[begin AVAILABLE DATA]
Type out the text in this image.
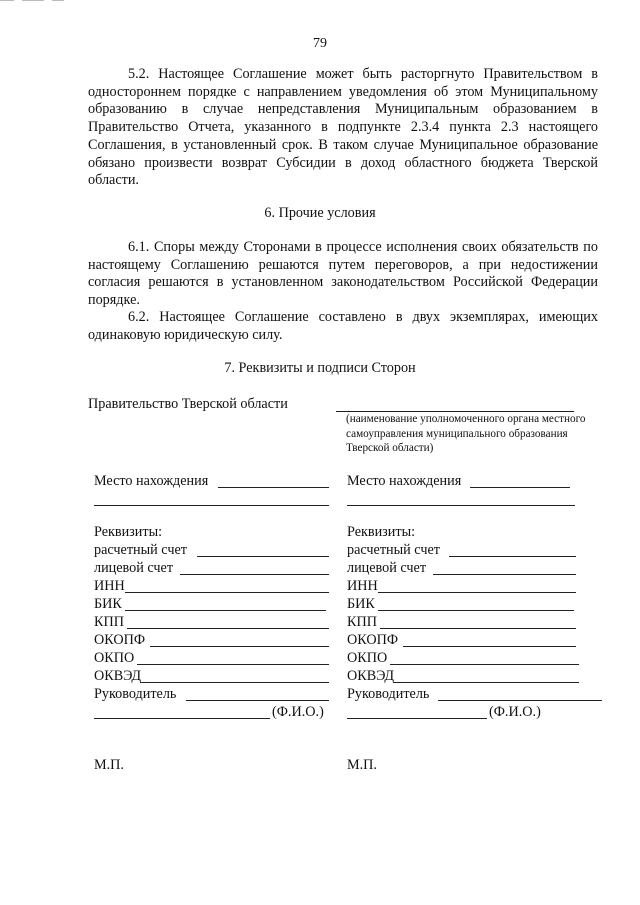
79

5.2. Настоящее Соглашение может быть расторгнуто Правительством в одностороннем порядке с направлением уведомления об этом Муниципальному образованию в случае непредставления Муниципальным образованием в Правительство Отчета, указанного в подпункте 2.3.4 пункта 2.3 настоящего Соглашения, в установленный срок. В таком случае Муниципальное образование обязано произвести возврат Субсидии в доход областного бюджета Тверской области.

6. Прочие условия

6.1. Споры между Сторонами в процессе исполнения своих обязательств по настоящему Соглашению решаются путем переговоров, а при недостижении согласия решаются в установленном законодательством Российской Федерации порядке.

6.2. Настоящее Соглашение составлено в двух экземплярах, имеющих одинаковую юридическую силу.

7. Реквизиты и подписи Сторон
Правительство Тверской области
Место нахождения
Реквизиты:
расчетный счет
лицевой счет
ИНН
БИК
КПП
ОКОПФ
ОКПО
ОКВЭД
Руководитель
(Ф.И.О.)
М.П.
(наименование уполномоченного органа местного самоуправления муниципального образования Тверской области)
Место нахождения
Реквизиты:
расчетный счет
лицевой счет
ИНН
БИК
КПП
ОКОПФ
ОКПО
ОКВЭД
Руководитель
(Ф.И.О.)
М.П.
[end AVAILABLE DATA]
_WHAT TO WORK ON_: Without the pictures, repeat the listing above exactly.

_RESULT FOR THIS TASK_:
Type out the text in this image.
79

5.2. Настоящее Соглашение может быть расторгнуто Правительством в одностороннем порядке с направлением уведомления об этом Муниципальному образованию в случае непредставления Муниципальным образованием в Правительство Отчета, указанного в подпункте 2.3.4 пункта 2.3 настоящего Соглашения, в установленный срок. В таком случае Муниципальное образование обязано произвести возврат Субсидии в доход областного бюджета Тверской области.

6. Прочие условия

6.1. Споры между Сторонами в процессе исполнения своих обязательств по настоящему Соглашению решаются путем переговоров, а при недостижении согласия решаются в установленном законодательством Российской Федерации порядке.

6.2. Настоящее Соглашение составлено в двух экземплярах, имеющих одинаковую юридическую силу.

7. Реквизиты и подписи Сторон
Правительство Тверской области
Место нахождения
Реквизиты:
расчетный счет
лицевой счет
ИНН
БИК
КПП
ОКОПФ
ОКПО
ОКВЭД
Руководитель
(Ф.И.О.)
М.П.
(наименование уполномоченного органа местного самоуправления муниципального образования Тверской области)
Место нахождения
Реквизиты:
расчетный счет
лицевой счет
ИНН
БИК
КПП
ОКОПФ
ОКПО
ОКВЭД
Руководитель
(Ф.И.О.)
М.П.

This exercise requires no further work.